--- START OF Material provided ---

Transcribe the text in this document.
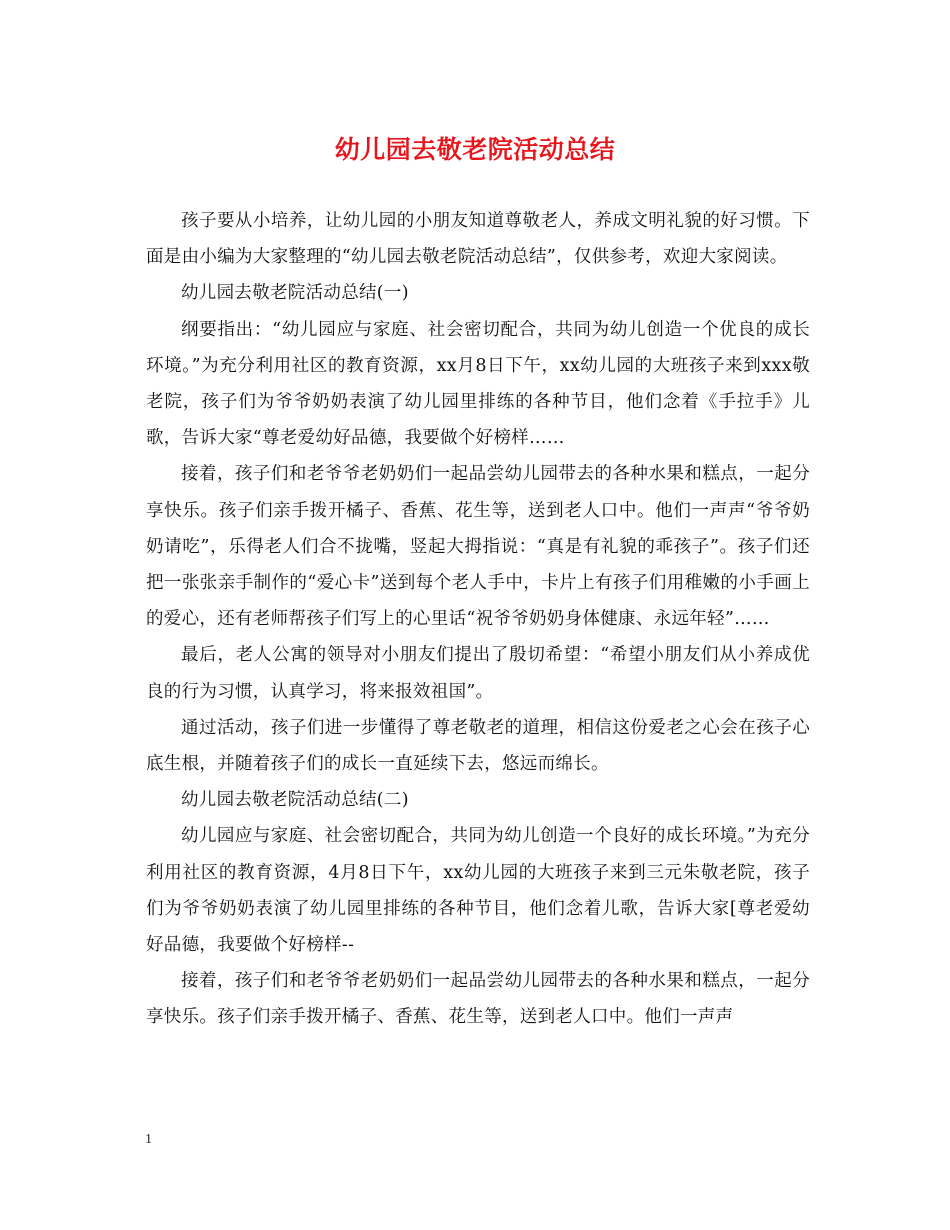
幼儿园去敬老院活动总结

孩子要从小培养，让幼儿园的小朋友知道尊敬老人，养成文明礼貌的好习惯。下面是由小编为大家整理的“幼儿园去敬老院活动总结”，仅供参考，欢迎大家阅读。

幼儿园去敬老院活动总结(一)

纲要指出：“幼儿园应与家庭、社会密切配合，共同为幼儿创造一个优良的成长环境。”为充分利用社区的教育资源，xx月8日下午，xx幼儿园的大班孩子来到xxx敬老院，孩子们为爷爷奶奶表演了幼儿园里排练的各种节目，他们念着《手拉手》儿歌，告诉大家“尊老爱幼好品德，我要做个好榜样……

接着，孩子们和老爷爷老奶奶们一起品尝幼儿园带去的各种水果和糕点，一起分享快乐。孩子们亲手拨开橘子、香蕉、花生等，送到老人口中。他们一声声“爷爷奶奶请吃”，乐得老人们合不拢嘴，竖起大拇指说：“真是有礼貌的乖孩子”。孩子们还把一张张亲手制作的“爱心卡”送到每个老人手中，卡片上有孩子们用稚嫩的小手画上的爱心，还有老师帮孩子们写上的心里话“祝爷爷奶奶身体健康、永远年轻”……

最后，老人公寓的领导对小朋友们提出了殷切希望：“希望小朋友们从小养成优良的行为习惯，认真学习，将来报效祖国”。

通过活动，孩子们进一步懂得了尊老敬老的道理，相信这份爱老之心会在孩子心底生根，并随着孩子们的成长一直延续下去，悠远而绵长。

幼儿园去敬老院活动总结(二)

幼儿园应与家庭、社会密切配合，共同为幼儿创造一个良好的成长环境。”为充分利用社区的教育资源，4月8日下午，xx幼儿园的大班孩子来到三元朱敬老院，孩子们为爷爷奶奶表演了幼儿园里排练的各种节目，他们念着儿歌，告诉大家[尊老爱幼好品德，我要做个好榜样--

接着，孩子们和老爷爷老奶奶们一起品尝幼儿园带去的各种水果和糕点，一起分享快乐。孩子们亲手拨开橘子、香蕉、花生等，送到老人口中。他们一声声

1
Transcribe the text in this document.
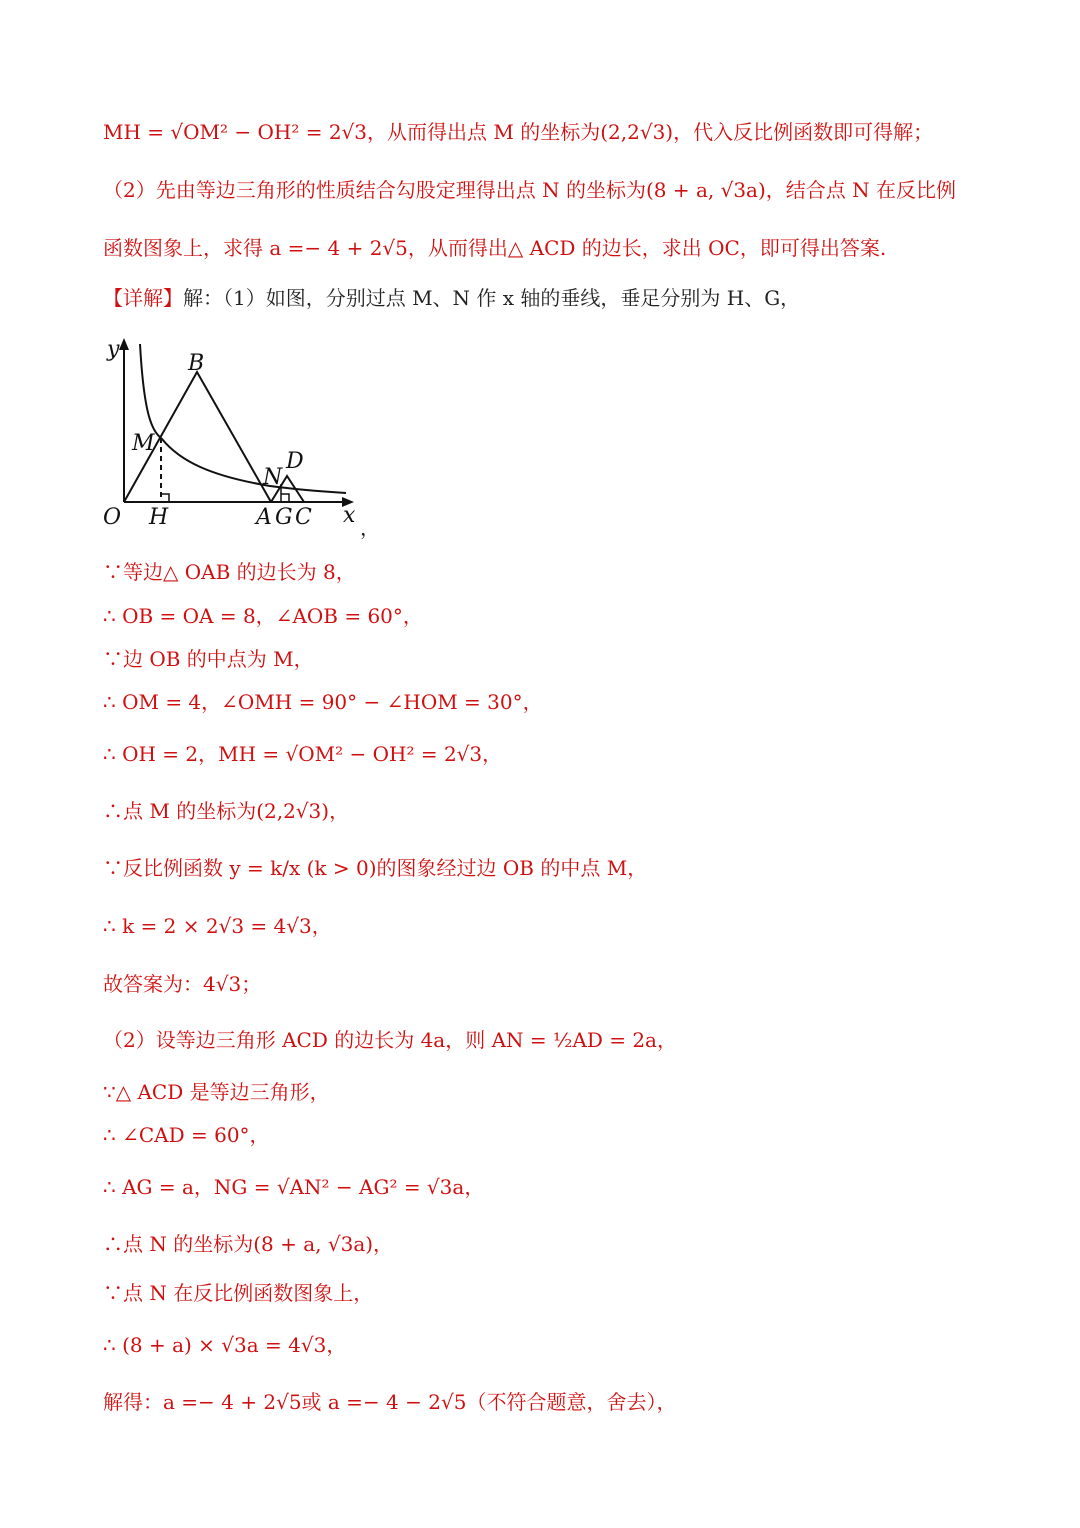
MH = √OM² − OH² = 2√3，从而得出点 M 的坐标为(2,2√3)，代入反比例函数即可得解；
（2）先由等边三角形的性质结合勾股定理得出点 N 的坐标为(8 + a, √3a)，结合点 N 在反比例
函数图象上，求得 a =− 4 + 2√5，从而得出△ ACD 的边长，求出 OC，即可得出答案.
【详解】解：（1）如图，分别过点 M、N 作 x 轴的垂线，垂足分别为 H、G，
y
x
O H	A G C
B
M
N
D
，
∵等边△ OAB 的边长为 8，
∴ OB = OA = 8，∠AOB = 60°，
∵边 OB 的中点为 M，
∴ OM = 4，∠OMH = 90° − ∠HOM = 30°，
∴ OH = 2，MH = √OM² − OH² = 2√3，
∴点 M 的坐标为(2,2√3)，
∵反比例函数 y = k/x (k > 0)的图象经过边 OB 的中点 M，
∴ k = 2 × 2√3 = 4√3，
故答案为：4√3；
（2）设等边三角形 ACD 的边长为 4a，则 AN = ½AD = 2a，
∵△ ACD 是等边三角形，
∴ ∠CAD = 60°，
∴ AG = a，NG = √AN² − AG² = √3a，
∴点 N 的坐标为(8 + a, √3a)，
∵点 N 在反比例函数图象上，
∴ (8 + a) × √3a = 4√3，
解得：a =− 4 + 2√5或 a =− 4 − 2√5（不符合题意，舍去），
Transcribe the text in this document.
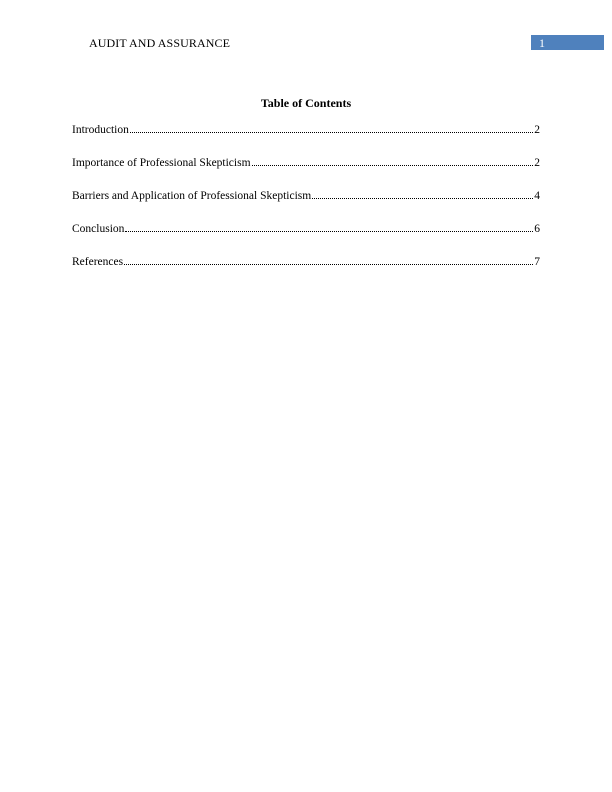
AUDIT AND ASSURANCE	1
Table of Contents
Introduction	2
Importance of Professional Skepticism	2
Barriers and Application of Professional Skepticism	4
Conclusion	6
References	7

--- END OF Material provided ---

[Given exercise]: Return every line of the records exactly as given, pictures excluded.

[Answer to the problem]:
Transcribe the text in this document.
幼儿园去敬老院活动总结

孩子要从小培养，让幼儿园的小朋友知道尊敬老人，养成文明礼貌的好习惯。下面是由小编为大家整理的“幼儿园去敬老院活动总结”，仅供参考，欢迎大家阅读。

幼儿园去敬老院活动总结(一)

纲要指出：“幼儿园应与家庭、社会密切配合，共同为幼儿创造一个优良的成长环境。”为充分利用社区的教育资源，xx月8日下午，xx幼儿园的大班孩子来到xxx敬老院，孩子们为爷爷奶奶表演了幼儿园里排练的各种节目，他们念着《手拉手》儿歌，告诉大家“尊老爱幼好品德，我要做个好榜样……

接着，孩子们和老爷爷老奶奶们一起品尝幼儿园带去的各种水果和糕点，一起分享快乐。孩子们亲手拨开橘子、香蕉、花生等，送到老人口中。他们一声声“爷爷奶奶请吃”，乐得老人们合不拢嘴，竖起大拇指说：“真是有礼貌的乖孩子”。孩子们还把一张张亲手制作的“爱心卡”送到每个老人手中，卡片上有孩子们用稚嫩的小手画上的爱心，还有老师帮孩子们写上的心里话“祝爷爷奶奶身体健康、永远年轻”……

最后，老人公寓的领导对小朋友们提出了殷切希望：“希望小朋友们从小养成优良的行为习惯，认真学习，将来报效祖国”。

通过活动，孩子们进一步懂得了尊老敬老的道理，相信这份爱老之心会在孩子心底生根，并随着孩子们的成长一直延续下去，悠远而绵长。

幼儿园去敬老院活动总结(二)

幼儿园应与家庭、社会密切配合，共同为幼儿创造一个良好的成长环境。”为充分利用社区的教育资源，4月8日下午，xx幼儿园的大班孩子来到三元朱敬老院，孩子们为爷爷奶奶表演了幼儿园里排练的各种节目，他们念着儿歌，告诉大家[尊老爱幼好品德，我要做个好榜样--

接着，孩子们和老爷爷老奶奶们一起品尝幼儿园带去的各种水果和糕点，一起分享快乐。孩子们亲手拨开橘子、香蕉、花生等，送到老人口中。他们一声声

1
Transcribe the text in this document.
MH = √OM² − OH² = 2√3，从而得出点 M 的坐标为(2,2√3)，代入反比例函数即可得解；
（2）先由等边三角形的性质结合勾股定理得出点 N 的坐标为(8 + a, √3a)，结合点 N 在反比例
函数图象上，求得 a =− 4 + 2√5，从而得出△ ACD 的边长，求出 OC，即可得出答案.
【详解】解：（1）如图，分别过点 M、N 作 x 轴的垂线，垂足分别为 H、G，
y
x
O H	A G C
B
M
N
D
，
∵等边△ OAB 的边长为 8，
∴ OB = OA = 8，∠AOB = 60°，
∵边 OB 的中点为 M，
∴ OM = 4，∠OMH = 90° − ∠HOM = 30°，
∴ OH = 2，MH = √OM² − OH² = 2√3，
∴点 M 的坐标为(2,2√3)，
∵反比例函数 y = k/x (k > 0)的图象经过边 OB 的中点 M，
∴ k = 2 × 2√3 = 4√3，
故答案为：4√3；
（2）设等边三角形 ACD 的边长为 4a，则 AN = ½AD = 2a，
∵△ ACD 是等边三角形，
∴ ∠CAD = 60°，
∴ AG = a，NG = √AN² − AG² = √3a，
∴点 N 的坐标为(8 + a, √3a)，
∵点 N 在反比例函数图象上，
∴ (8 + a) × √3a = 4√3，
解得：a =− 4 + 2√5或 a =− 4 − 2√5（不符合题意，舍去），
Transcribe the text in this document.
AUDIT AND ASSURANCE	1
Table of Contents
Introduction	2
Importance of Professional Skepticism	2
Barriers and Application of Professional Skepticism	4
Conclusion	6
References	7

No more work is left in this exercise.